◆ EXERCISE DETAILS:
Copy out each line of the material in which the word "основании" appears.
— Start RECORDS TO USE —
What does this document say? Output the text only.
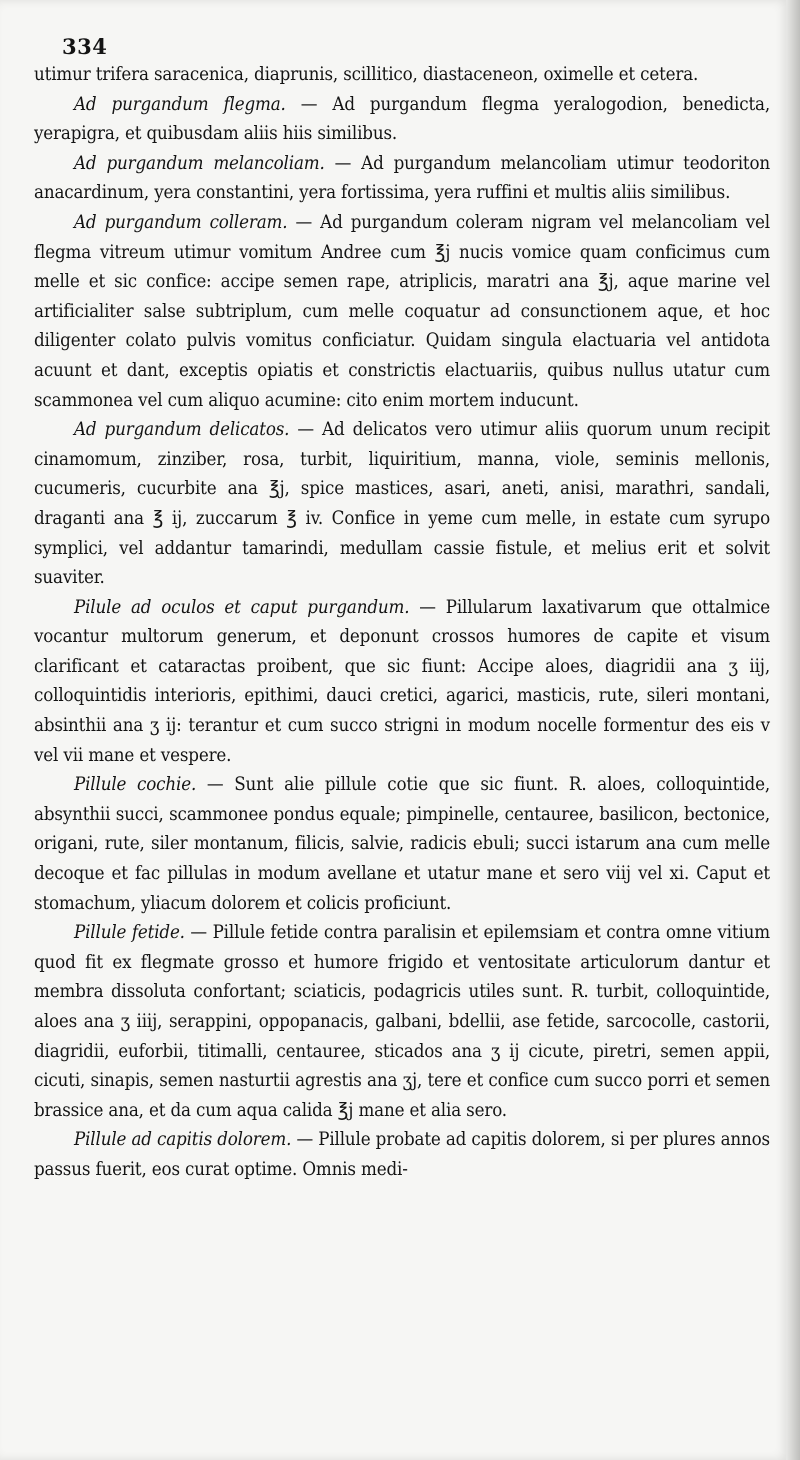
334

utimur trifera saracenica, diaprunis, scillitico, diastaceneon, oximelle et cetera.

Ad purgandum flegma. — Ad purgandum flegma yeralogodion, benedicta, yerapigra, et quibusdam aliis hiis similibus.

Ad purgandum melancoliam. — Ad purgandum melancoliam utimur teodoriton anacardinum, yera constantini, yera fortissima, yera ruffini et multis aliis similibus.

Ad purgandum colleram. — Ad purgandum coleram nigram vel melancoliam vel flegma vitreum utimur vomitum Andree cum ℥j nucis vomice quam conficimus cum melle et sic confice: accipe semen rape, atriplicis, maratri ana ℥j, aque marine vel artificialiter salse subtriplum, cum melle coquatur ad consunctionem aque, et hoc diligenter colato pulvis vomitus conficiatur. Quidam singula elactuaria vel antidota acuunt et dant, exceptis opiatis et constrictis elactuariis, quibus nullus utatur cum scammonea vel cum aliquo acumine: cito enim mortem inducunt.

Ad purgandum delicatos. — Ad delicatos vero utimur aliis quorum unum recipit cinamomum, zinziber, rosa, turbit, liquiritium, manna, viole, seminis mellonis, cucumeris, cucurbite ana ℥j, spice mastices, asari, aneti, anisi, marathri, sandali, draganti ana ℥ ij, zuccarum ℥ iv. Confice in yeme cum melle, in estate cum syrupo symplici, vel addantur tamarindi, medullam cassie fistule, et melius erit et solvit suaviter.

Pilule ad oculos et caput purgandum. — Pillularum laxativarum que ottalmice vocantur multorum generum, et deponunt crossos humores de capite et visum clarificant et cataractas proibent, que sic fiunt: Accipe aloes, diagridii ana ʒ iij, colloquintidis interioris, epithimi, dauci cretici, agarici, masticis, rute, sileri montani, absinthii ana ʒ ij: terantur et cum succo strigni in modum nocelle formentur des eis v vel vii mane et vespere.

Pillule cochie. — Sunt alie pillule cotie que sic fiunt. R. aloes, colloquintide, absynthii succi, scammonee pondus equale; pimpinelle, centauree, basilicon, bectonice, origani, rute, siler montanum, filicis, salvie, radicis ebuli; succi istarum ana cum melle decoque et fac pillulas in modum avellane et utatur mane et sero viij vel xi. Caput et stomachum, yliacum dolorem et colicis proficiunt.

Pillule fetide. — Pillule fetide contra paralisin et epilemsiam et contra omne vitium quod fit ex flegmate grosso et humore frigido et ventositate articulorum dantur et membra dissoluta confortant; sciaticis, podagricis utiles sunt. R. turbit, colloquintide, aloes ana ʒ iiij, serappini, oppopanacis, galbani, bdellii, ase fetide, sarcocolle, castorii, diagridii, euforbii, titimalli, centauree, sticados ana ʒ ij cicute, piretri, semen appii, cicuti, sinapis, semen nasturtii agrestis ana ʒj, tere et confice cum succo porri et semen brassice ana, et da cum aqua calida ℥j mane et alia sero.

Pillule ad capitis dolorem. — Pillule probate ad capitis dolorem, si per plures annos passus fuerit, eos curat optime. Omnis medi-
— End RECORDS TO USE —
— Start RECORDS TO USE —
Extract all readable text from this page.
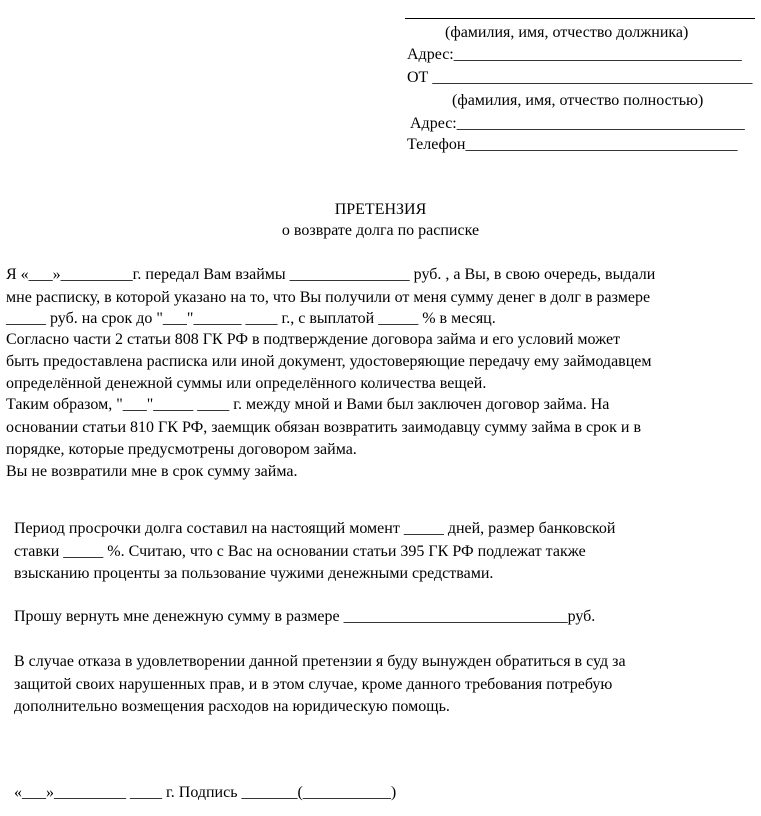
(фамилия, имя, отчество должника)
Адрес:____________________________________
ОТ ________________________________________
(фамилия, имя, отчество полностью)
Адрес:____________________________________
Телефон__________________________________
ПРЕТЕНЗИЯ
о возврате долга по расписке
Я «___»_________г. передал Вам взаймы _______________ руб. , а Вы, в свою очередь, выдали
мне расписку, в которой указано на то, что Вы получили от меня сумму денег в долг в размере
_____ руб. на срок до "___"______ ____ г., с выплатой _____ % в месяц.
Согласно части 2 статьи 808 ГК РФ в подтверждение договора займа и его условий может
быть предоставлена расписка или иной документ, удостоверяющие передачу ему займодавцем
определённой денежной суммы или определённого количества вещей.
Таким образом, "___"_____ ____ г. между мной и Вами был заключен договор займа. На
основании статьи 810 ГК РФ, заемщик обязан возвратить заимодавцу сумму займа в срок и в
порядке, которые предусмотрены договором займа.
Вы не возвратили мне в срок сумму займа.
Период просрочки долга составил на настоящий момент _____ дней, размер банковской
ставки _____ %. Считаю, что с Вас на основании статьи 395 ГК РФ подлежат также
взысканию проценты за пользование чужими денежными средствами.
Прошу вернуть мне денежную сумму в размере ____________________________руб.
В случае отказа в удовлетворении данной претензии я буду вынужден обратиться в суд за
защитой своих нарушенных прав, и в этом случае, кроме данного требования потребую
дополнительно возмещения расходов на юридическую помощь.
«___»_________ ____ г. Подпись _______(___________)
— End RECORDS TO USE —
◆ EXPECTED ANSWER:
основании статьи 810 ГК РФ, заемщик обязан возвратить заимодавцу сумму займа в срок и в
ставки _____ %. Считаю, что с Вас на основании статьи 395 ГК РФ подлежат также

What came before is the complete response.